WHAT YOU SHOULD DO:
Hunt for the word "Hand" across the entries below, copying each line that holds it.

THE INPUT:
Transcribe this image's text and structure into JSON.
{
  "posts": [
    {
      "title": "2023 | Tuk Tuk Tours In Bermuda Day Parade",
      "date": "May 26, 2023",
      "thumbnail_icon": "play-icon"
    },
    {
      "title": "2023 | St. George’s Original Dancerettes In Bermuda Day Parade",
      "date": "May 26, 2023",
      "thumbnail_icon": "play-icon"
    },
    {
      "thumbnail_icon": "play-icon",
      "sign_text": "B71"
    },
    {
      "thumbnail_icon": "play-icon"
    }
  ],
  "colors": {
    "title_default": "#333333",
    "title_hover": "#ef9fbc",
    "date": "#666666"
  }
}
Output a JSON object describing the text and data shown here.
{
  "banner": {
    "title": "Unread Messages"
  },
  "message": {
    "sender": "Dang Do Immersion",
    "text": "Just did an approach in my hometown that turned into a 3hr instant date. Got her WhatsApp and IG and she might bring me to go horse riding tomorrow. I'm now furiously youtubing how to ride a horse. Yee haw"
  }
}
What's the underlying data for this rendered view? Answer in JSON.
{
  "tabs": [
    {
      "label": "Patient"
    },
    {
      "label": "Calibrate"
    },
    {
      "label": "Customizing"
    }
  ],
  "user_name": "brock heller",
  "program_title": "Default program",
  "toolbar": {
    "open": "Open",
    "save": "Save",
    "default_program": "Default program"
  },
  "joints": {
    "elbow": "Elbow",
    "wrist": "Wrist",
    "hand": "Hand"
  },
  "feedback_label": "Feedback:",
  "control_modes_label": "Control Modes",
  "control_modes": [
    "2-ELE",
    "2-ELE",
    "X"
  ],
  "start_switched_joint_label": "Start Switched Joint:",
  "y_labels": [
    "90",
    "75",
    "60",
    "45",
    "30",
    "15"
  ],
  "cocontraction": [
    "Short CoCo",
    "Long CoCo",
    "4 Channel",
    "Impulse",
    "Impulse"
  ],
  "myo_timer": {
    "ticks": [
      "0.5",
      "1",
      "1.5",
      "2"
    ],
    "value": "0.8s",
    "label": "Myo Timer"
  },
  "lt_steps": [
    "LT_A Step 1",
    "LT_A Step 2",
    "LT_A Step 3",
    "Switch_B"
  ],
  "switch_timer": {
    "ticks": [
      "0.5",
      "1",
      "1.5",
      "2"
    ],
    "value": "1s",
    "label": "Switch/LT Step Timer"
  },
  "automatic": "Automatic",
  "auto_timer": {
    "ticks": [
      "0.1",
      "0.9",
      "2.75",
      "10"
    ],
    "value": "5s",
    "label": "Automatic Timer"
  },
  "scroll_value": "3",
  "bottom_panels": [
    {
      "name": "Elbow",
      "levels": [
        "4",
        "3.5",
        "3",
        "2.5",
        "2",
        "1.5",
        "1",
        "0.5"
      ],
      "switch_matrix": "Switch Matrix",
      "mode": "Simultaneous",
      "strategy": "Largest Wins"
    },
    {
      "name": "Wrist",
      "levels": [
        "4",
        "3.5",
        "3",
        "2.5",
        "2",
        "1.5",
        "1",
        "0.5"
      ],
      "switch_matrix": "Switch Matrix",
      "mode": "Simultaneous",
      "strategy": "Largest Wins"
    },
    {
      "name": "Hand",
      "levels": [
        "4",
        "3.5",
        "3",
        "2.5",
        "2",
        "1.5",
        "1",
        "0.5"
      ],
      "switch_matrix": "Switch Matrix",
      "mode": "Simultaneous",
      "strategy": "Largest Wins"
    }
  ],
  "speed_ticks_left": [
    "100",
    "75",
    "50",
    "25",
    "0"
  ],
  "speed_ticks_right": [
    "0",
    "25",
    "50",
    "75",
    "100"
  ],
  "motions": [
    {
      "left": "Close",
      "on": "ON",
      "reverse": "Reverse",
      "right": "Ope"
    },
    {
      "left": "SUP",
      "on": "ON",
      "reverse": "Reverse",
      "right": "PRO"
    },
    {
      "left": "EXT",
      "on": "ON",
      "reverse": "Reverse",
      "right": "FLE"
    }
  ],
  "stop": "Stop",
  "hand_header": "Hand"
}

REPLY:
    "hand": "Hand"
      "name": "Hand",
  "hand_header": "Hand"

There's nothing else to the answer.